▸ **Excerpted records**:
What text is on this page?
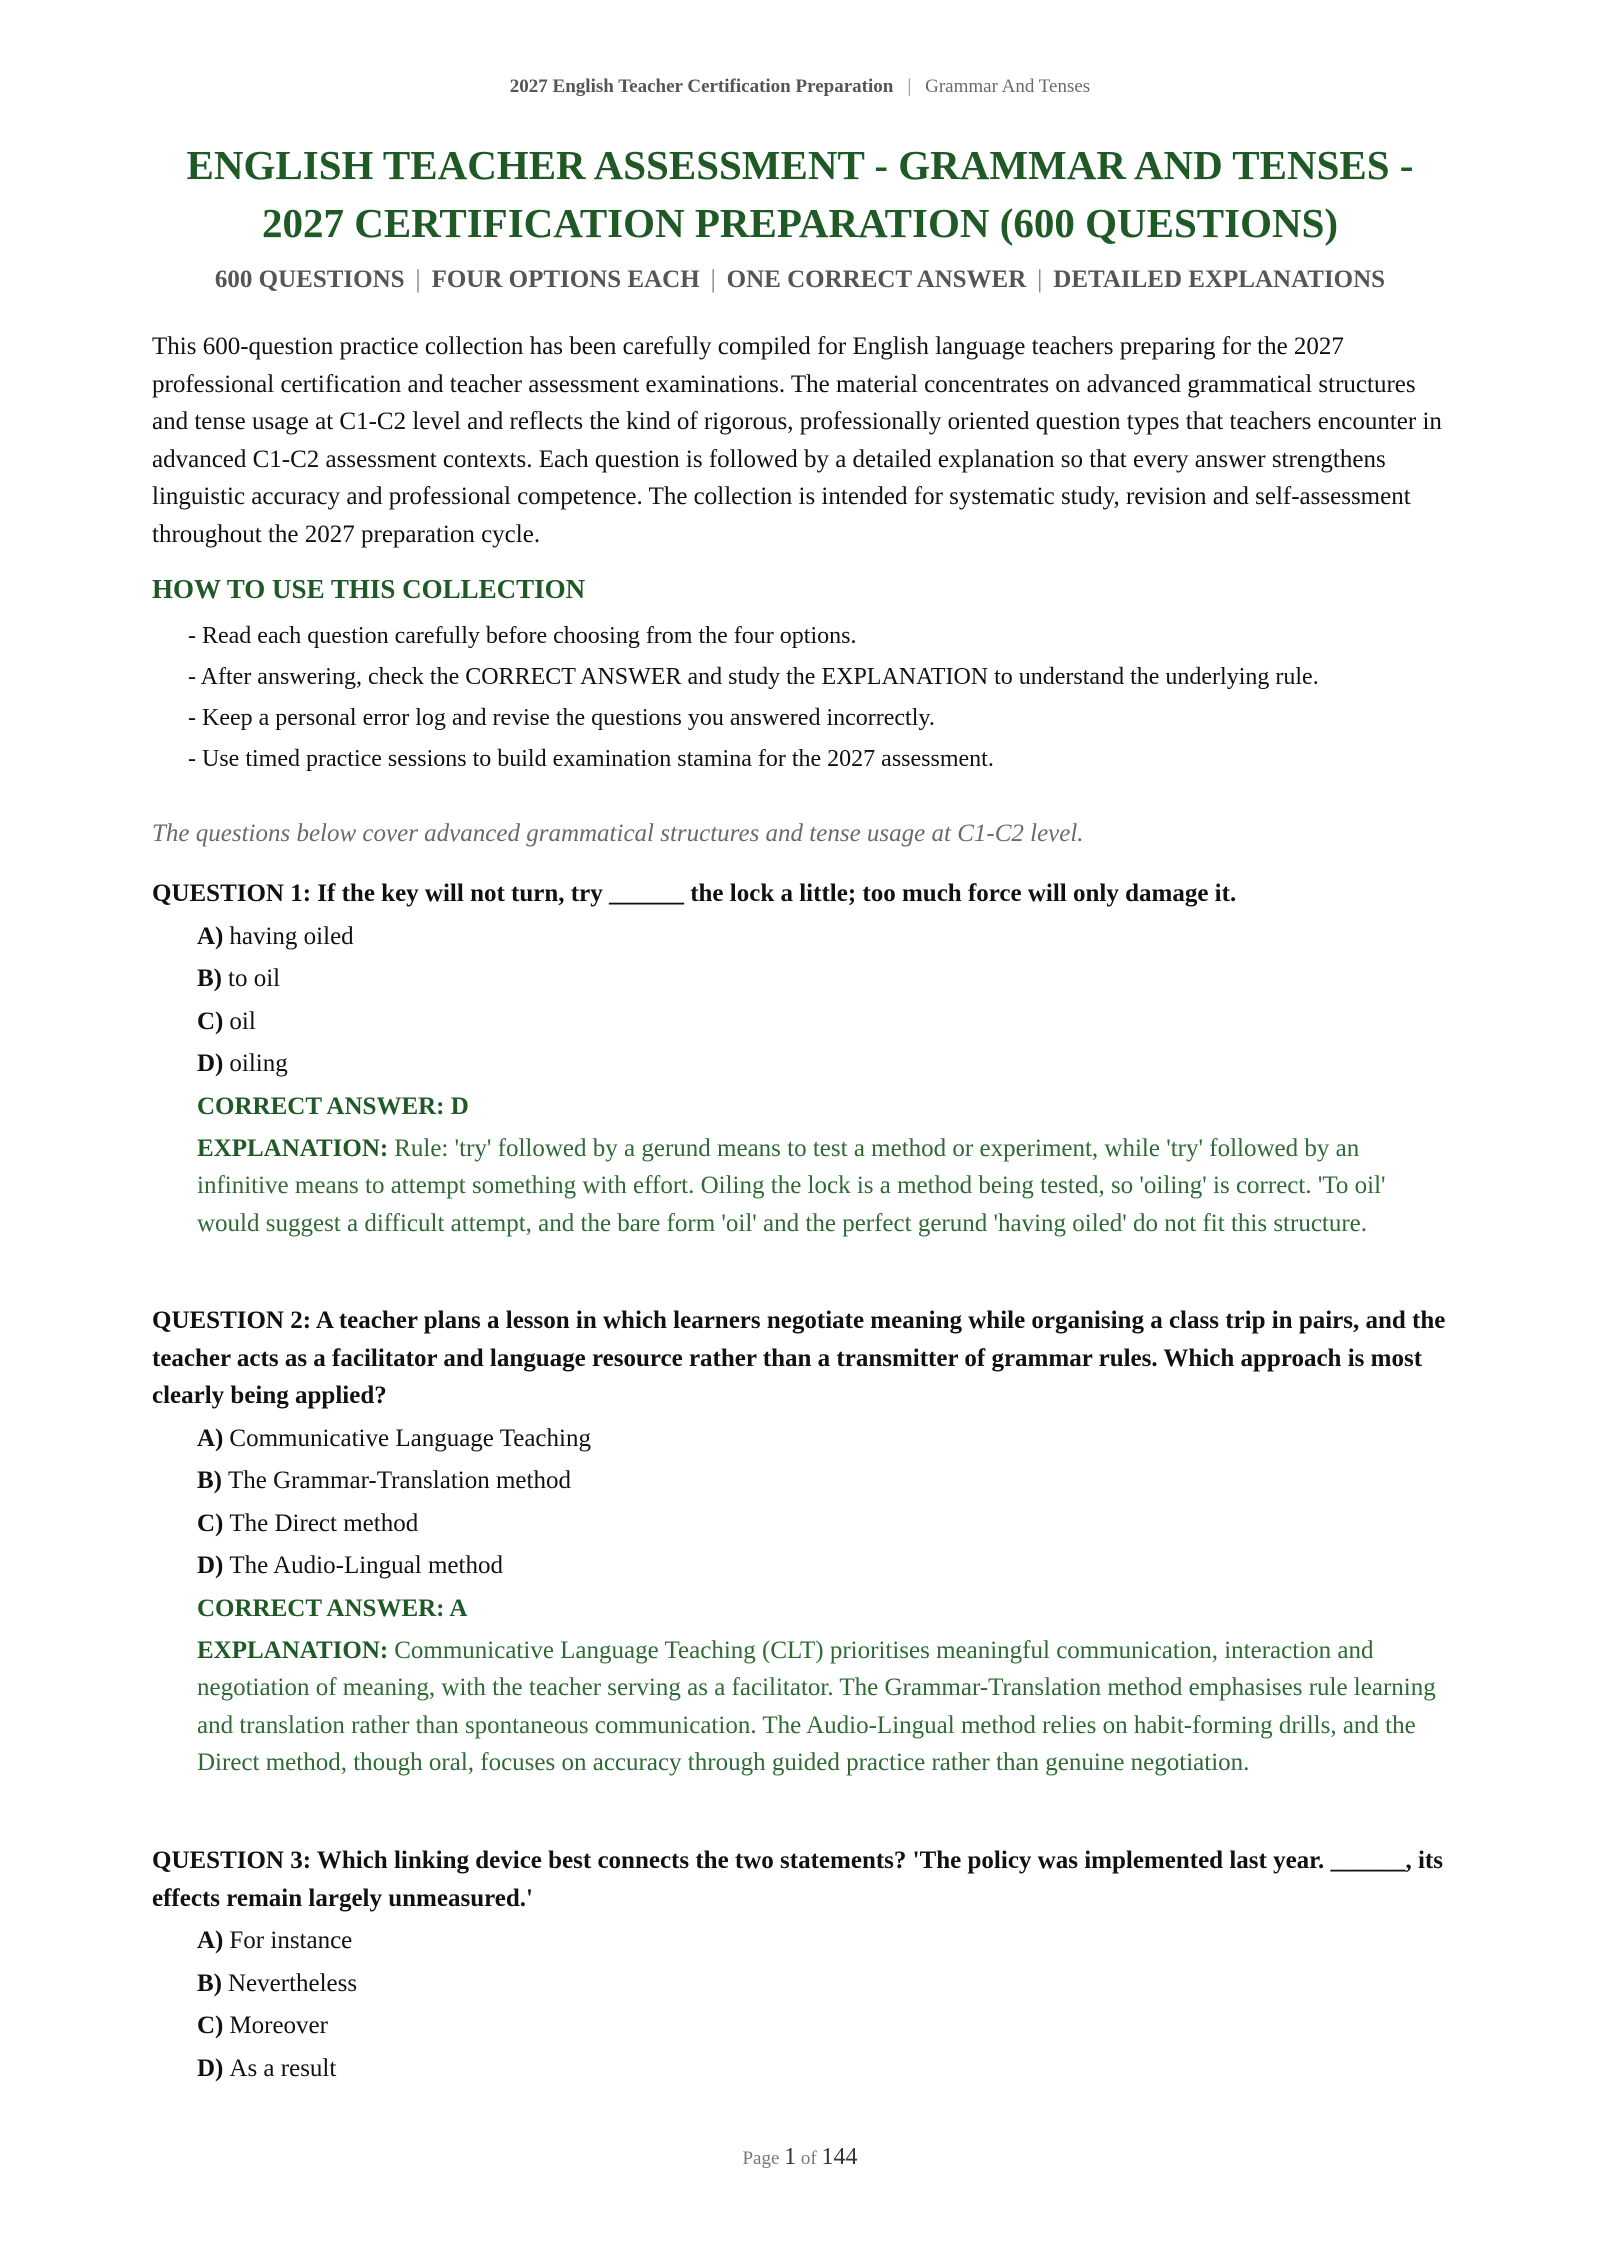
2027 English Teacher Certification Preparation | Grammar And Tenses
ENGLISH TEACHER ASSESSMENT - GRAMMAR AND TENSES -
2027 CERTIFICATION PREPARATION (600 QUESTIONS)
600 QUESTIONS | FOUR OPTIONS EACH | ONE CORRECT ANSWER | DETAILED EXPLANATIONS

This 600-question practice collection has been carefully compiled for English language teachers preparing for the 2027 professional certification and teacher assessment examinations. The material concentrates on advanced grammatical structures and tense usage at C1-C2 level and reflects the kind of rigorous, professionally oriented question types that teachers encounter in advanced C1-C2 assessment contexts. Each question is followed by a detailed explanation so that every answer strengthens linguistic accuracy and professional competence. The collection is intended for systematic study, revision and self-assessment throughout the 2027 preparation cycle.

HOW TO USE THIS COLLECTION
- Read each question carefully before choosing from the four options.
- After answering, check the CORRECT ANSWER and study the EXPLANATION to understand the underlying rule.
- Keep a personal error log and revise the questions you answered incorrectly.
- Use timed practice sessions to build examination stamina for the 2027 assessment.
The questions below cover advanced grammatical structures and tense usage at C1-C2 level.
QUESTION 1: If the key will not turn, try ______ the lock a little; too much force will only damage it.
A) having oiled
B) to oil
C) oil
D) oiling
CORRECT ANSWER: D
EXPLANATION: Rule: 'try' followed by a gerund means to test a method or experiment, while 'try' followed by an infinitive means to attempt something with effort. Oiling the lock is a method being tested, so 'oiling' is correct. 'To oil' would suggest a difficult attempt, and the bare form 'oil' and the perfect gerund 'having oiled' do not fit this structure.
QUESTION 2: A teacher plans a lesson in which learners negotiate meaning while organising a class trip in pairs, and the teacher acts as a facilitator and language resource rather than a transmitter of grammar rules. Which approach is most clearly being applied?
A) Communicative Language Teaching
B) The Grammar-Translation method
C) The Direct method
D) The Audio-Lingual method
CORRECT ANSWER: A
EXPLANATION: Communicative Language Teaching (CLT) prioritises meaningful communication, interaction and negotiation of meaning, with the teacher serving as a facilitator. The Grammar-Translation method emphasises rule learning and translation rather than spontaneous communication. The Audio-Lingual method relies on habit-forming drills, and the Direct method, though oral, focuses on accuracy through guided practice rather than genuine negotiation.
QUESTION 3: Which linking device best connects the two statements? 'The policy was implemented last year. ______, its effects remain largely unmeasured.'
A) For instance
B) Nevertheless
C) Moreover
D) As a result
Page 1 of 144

▸ **What to produce**:
Give the number of lines in the entries that hold the word "Which", and nothing else.

▸ **Written solution**:
2